GIVEN INFORMATION:
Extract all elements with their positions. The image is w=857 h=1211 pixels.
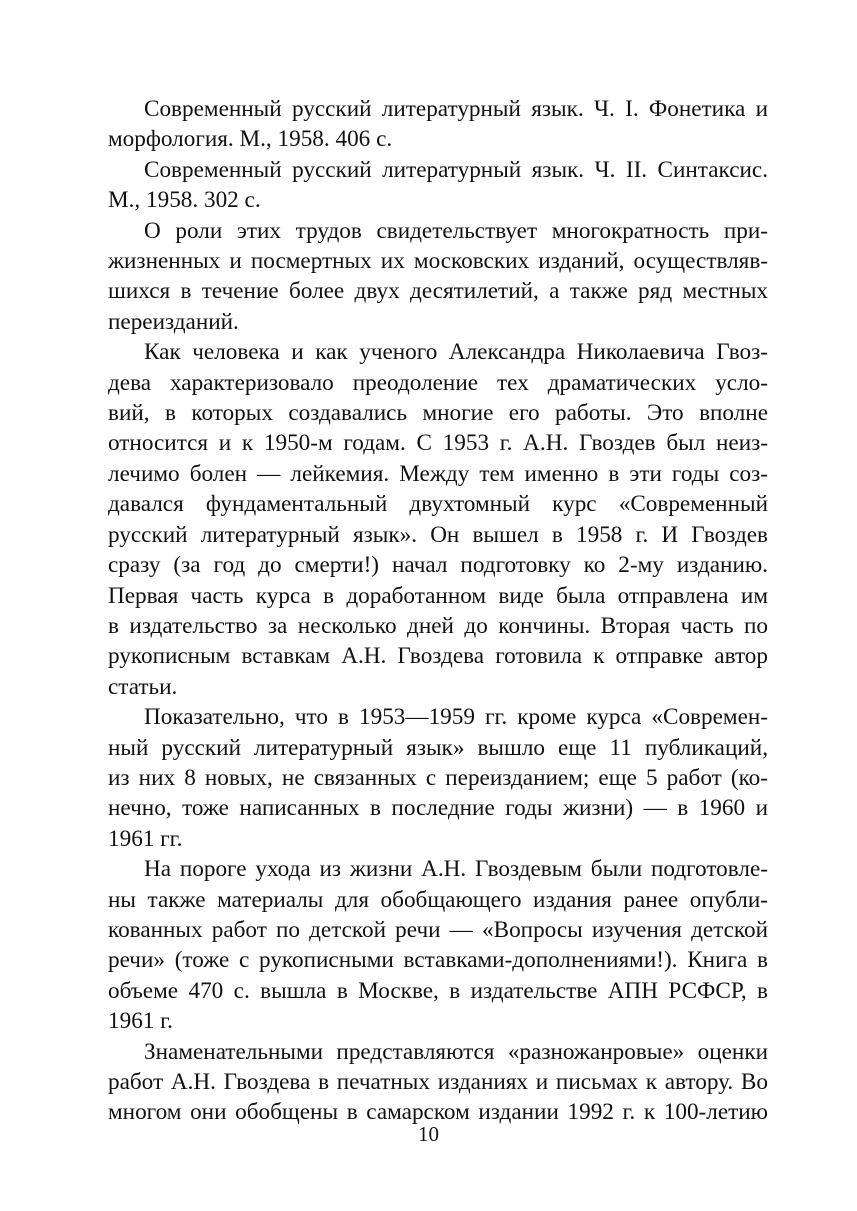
text-line: относится и к 1950-м годам. С 1953 г. А.Н. Гвоздев был неиз- [108,430,768,457]
paragraph [108,216,768,338]
text-line: речи» (тоже с рукописными вставками-дополнениями!). Книга в [108,947,768,974]
text-line: О роли этих трудов свидетельствует многократность при- [144,217,768,244]
paragraph [108,337,768,702]
text-line: работ А.Н. Гвоздева в печатных изданиях и письмах к автору. Во [108,1069,768,1095]
text-line: в издательство за несколько дней до кончины. Вторая часть по [108,612,768,639]
text-line: На пороге ухода из жизни А.Н. Гвоздевым были подготовле- [144,856,768,883]
text-line: нечно, тоже написанных в последние годы жизни) — в 1960 и [108,795,768,822]
text-line: переизданий. [108,308,239,335]
text-line: 1961 гг. [108,825,183,852]
paragraph [108,1037,768,1128]
text-line: ный русский литературный язык» вышло еще 11 публикаций, [108,734,768,761]
text-line: статьи. [108,673,178,700]
text-line: морфология. М., 1958. 406 с. [108,126,393,153]
text-line: сразу (за год до смерти!) начал подготовку ко 2-му изданию. [108,552,768,579]
page-number: 10 [418,1122,439,1146]
text-line: Знаменательными представляются «разножанровые» оценки [144,1038,768,1065]
text-line: давался фундаментальный двухтомный курс «Современный [108,491,768,518]
text-line: многом они обобщены в самарском издании 1992 г. к 100-летию [108,1099,768,1126]
text-line: Первая часть курса в доработанном виде была отправлена им [108,582,768,609]
text-line: лечимо болен — лейкемия. Между тем именно в эти годы соз- [108,460,768,487]
text-line: М., 1958. 302 с. [108,187,261,214]
text-line: шихся в течение более двух десятилетий, а также ряд местных [108,278,768,305]
text-line: ны также материалы для обобщающего издания ранее опубли- [108,886,768,913]
text-line: из них 8 новых, не связанных с переизданием; еще 5 работ (ко- [108,764,768,791]
paragraph [108,94,768,155]
text-line: кованных работ по детской речи — «Вопросы изучения детской [108,916,768,943]
text-line: Как человека и как ученого Александра Николаевича Гвоз- [144,339,768,366]
text-line: дева характеризовало преодоление тех драматических усло- [108,369,768,396]
text-line: рукописным вставкам А.Н. Гвоздева готовила к отправке автор [108,643,768,670]
text-line: Современный русский литературный язык. Ч. I. Фонетика и [144,96,768,122]
text-line: русский литературный язык». Он вышел в 1958 г. И Гвоздев [108,521,768,548]
text-line: 1961 г. [108,1008,173,1035]
text-line: объеме 470 с. вышла в Москве, в издательстве АПН РСФСР, в [108,977,768,1004]
page-body [108,94,768,1128]
text-line: Показательно, что в 1953—1959 гг. кроме курса «Современ- [144,704,768,731]
text-line: Современный русский литературный язык. Ч. II. Синтаксис. [144,156,768,183]
text-line: жизненных и посмертных их московских изданий, осуществляв- [108,248,768,275]
paragraph [108,702,768,854]
text-line: вий, в которых создавались многие его работы. Это вполне [108,400,768,427]
paragraph [108,854,768,1036]
paragraph [108,155,768,216]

WHAT YOU HAVE TO DO:
Collect every text line in the rows above that contains the string "жизни", treating case as significant.

REPLY:
text-line: На пороге ухода из жизни А.Н. Гвоздевым были подготовле- [144,856,768,883]
text-line: нечно, тоже написанных в последние годы жизни) — в 1960 и [108,795,768,822]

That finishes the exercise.